AIM
Give back the records below exactly, every one, with no pictures.
★ ★ ★ ★
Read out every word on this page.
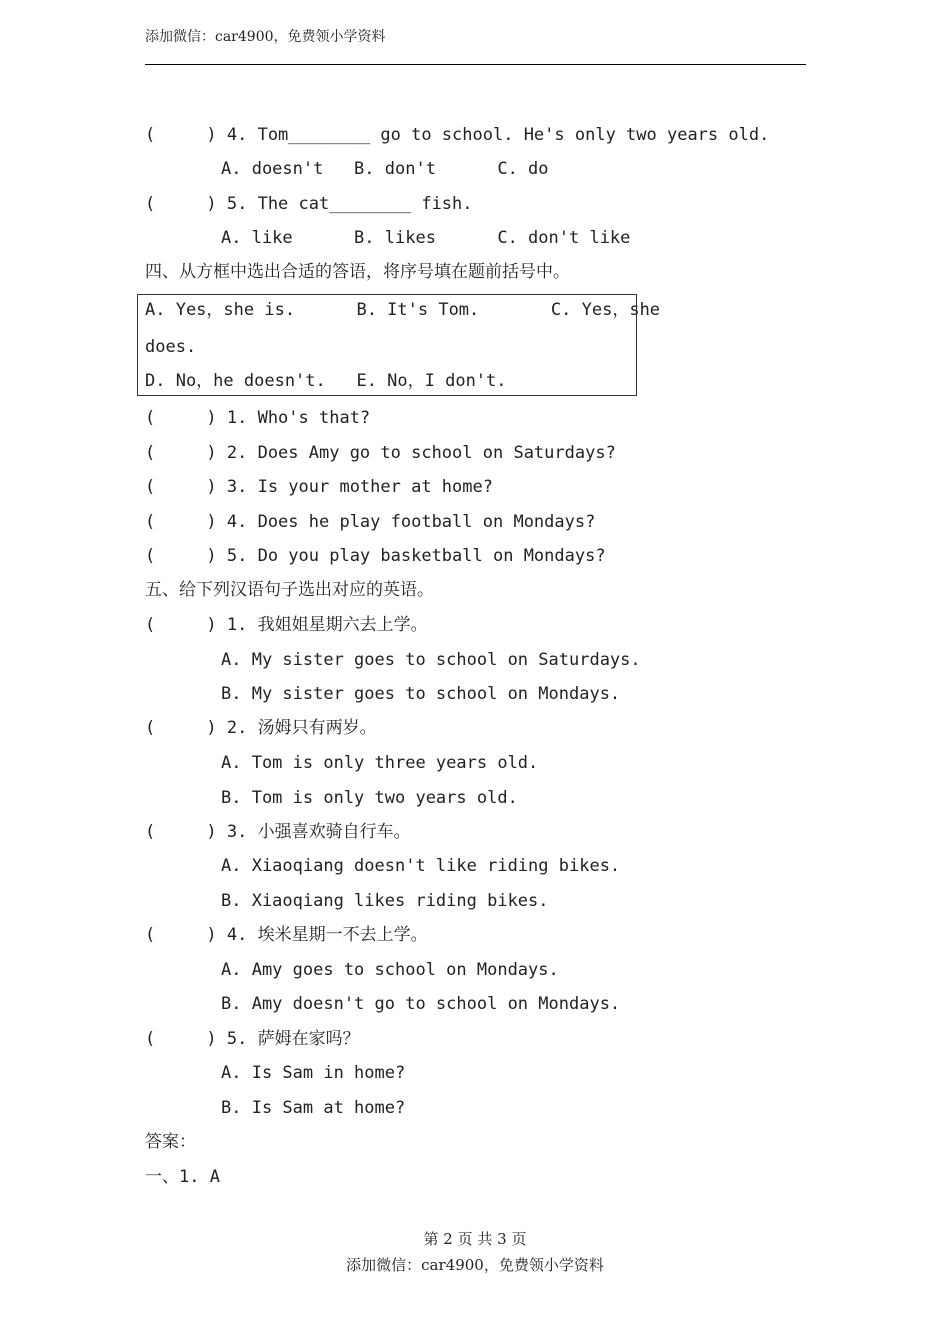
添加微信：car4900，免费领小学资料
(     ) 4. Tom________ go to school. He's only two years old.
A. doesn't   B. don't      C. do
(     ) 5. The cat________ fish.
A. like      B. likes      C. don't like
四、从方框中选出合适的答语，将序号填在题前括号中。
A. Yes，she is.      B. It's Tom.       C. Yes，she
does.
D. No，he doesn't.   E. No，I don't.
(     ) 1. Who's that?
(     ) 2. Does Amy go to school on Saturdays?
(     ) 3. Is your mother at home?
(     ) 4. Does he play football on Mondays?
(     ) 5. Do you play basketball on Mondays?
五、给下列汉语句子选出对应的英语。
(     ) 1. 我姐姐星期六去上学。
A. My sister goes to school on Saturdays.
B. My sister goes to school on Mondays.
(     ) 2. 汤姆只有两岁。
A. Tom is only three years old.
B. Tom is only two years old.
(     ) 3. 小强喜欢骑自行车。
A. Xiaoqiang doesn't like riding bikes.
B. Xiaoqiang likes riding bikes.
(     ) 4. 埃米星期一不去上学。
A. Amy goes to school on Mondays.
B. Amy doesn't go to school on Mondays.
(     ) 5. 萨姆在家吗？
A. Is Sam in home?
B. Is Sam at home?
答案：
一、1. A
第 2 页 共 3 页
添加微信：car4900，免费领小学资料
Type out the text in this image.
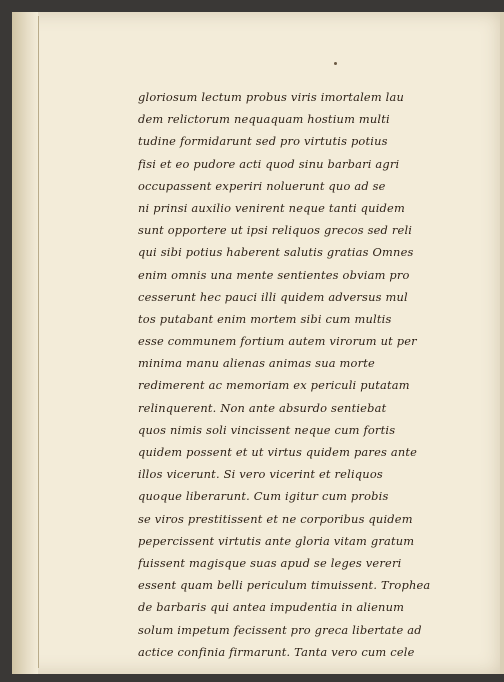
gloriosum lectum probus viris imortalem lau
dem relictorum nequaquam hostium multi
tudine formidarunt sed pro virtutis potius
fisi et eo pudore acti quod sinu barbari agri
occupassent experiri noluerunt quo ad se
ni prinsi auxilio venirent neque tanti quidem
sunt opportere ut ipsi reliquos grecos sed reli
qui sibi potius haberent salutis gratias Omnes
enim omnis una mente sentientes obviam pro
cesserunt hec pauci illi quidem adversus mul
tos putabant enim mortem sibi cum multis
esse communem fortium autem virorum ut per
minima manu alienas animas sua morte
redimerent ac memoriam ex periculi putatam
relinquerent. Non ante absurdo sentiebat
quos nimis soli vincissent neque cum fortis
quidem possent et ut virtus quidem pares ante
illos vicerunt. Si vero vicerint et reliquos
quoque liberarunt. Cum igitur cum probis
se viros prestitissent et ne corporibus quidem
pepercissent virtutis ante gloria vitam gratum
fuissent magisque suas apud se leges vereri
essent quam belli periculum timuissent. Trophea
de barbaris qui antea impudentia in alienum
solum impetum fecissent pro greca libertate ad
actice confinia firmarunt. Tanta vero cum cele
★ ★ ★ ★
PROBLEM SOLUTION
Read out every word on this page.
添加微信：car4900，免费领小学资料
(     ) 4. Tom________ go to school. He's only two years old.
A. doesn't   B. don't      C. do
(     ) 5. The cat________ fish.
A. like      B. likes      C. don't like
四、从方框中选出合适的答语，将序号填在题前括号中。
A. Yes，she is.      B. It's Tom.       C. Yes，she
does.
D. No，he doesn't.   E. No，I don't.
(     ) 1. Who's that?
(     ) 2. Does Amy go to school on Saturdays?
(     ) 3. Is your mother at home?
(     ) 4. Does he play football on Mondays?
(     ) 5. Do you play basketball on Mondays?
五、给下列汉语句子选出对应的英语。
(     ) 1. 我姐姐星期六去上学。
A. My sister goes to school on Saturdays.
B. My sister goes to school on Mondays.
(     ) 2. 汤姆只有两岁。
A. Tom is only three years old.
B. Tom is only two years old.
(     ) 3. 小强喜欢骑自行车。
A. Xiaoqiang doesn't like riding bikes.
B. Xiaoqiang likes riding bikes.
(     ) 4. 埃米星期一不去上学。
A. Amy goes to school on Mondays.
B. Amy doesn't go to school on Mondays.
(     ) 5. 萨姆在家吗？
A. Is Sam in home?
B. Is Sam at home?
答案：
一、1. A
第 2 页 共 3 页
添加微信：car4900，免费领小学资料
Type out the text in this image.
gloriosum lectum probus viris imortalem lau
dem relictorum nequaquam hostium multi
tudine formidarunt sed pro virtutis potius
fisi et eo pudore acti quod sinu barbari agri
occupassent experiri noluerunt quo ad se
ni prinsi auxilio venirent neque tanti quidem
sunt opportere ut ipsi reliquos grecos sed reli
qui sibi potius haberent salutis gratias Omnes
enim omnis una mente sentientes obviam pro
cesserunt hec pauci illi quidem adversus mul
tos putabant enim mortem sibi cum multis
esse communem fortium autem virorum ut per
minima manu alienas animas sua morte
redimerent ac memoriam ex periculi putatam
relinquerent. Non ante absurdo sentiebat
quos nimis soli vincissent neque cum fortis
quidem possent et ut virtus quidem pares ante
illos vicerunt. Si vero vicerint et reliquos
quoque liberarunt. Cum igitur cum probis
se viros prestitissent et ne corporibus quidem
pepercissent virtutis ante gloria vitam gratum
fuissent magisque suas apud se leges vereri
essent quam belli periculum timuissent. Trophea
de barbaris qui antea impudentia in alienum
solum impetum fecissent pro greca libertate ad
actice confinia firmarunt. Tanta vero cum cele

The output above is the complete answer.